[Exercise instructions] Go through the listing below and list every line with "formula".

[Records shown]
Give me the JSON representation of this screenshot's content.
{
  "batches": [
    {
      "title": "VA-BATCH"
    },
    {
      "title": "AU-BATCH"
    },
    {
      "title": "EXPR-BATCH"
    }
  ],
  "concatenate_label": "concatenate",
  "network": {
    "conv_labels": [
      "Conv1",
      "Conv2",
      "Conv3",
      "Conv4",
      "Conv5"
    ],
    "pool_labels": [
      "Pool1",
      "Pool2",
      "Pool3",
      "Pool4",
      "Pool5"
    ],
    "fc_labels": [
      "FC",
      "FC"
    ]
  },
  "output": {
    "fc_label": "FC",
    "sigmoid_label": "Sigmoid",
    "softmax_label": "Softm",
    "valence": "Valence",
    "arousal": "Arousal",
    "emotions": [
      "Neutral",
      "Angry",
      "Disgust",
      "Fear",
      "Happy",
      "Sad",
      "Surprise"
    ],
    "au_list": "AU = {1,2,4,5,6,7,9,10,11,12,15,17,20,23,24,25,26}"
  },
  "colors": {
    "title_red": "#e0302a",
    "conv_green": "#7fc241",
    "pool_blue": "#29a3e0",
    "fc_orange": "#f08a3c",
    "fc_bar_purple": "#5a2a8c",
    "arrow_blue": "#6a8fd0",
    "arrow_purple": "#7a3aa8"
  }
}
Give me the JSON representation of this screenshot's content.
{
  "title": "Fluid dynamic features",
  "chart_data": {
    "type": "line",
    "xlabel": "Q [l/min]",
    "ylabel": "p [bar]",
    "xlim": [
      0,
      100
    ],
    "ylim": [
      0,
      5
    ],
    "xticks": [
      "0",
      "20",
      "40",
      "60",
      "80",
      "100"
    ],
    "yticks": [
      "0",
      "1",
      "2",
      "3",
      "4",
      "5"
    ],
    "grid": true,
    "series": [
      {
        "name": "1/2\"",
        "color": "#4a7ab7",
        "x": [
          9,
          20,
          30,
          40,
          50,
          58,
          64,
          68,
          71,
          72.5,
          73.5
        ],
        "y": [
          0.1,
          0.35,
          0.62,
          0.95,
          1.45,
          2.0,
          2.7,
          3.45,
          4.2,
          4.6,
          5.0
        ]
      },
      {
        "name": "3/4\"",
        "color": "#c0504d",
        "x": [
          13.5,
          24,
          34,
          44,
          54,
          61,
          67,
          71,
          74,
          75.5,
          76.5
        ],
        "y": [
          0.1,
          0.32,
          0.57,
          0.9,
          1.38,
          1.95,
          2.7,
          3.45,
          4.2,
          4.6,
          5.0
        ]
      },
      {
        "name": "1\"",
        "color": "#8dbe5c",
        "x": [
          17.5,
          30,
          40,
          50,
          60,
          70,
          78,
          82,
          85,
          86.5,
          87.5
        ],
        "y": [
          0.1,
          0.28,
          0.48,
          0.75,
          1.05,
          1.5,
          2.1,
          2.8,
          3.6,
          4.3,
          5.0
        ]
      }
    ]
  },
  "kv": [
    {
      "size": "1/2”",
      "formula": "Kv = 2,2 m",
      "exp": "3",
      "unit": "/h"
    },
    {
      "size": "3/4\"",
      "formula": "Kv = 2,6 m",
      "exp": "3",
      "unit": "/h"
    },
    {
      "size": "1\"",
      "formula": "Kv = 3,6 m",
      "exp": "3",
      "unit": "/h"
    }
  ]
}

[Full output]
      "formula": "Kv = 2,2 m",
      "formula": "Kv = 2,6 m",
      "formula": "Kv = 3,6 m",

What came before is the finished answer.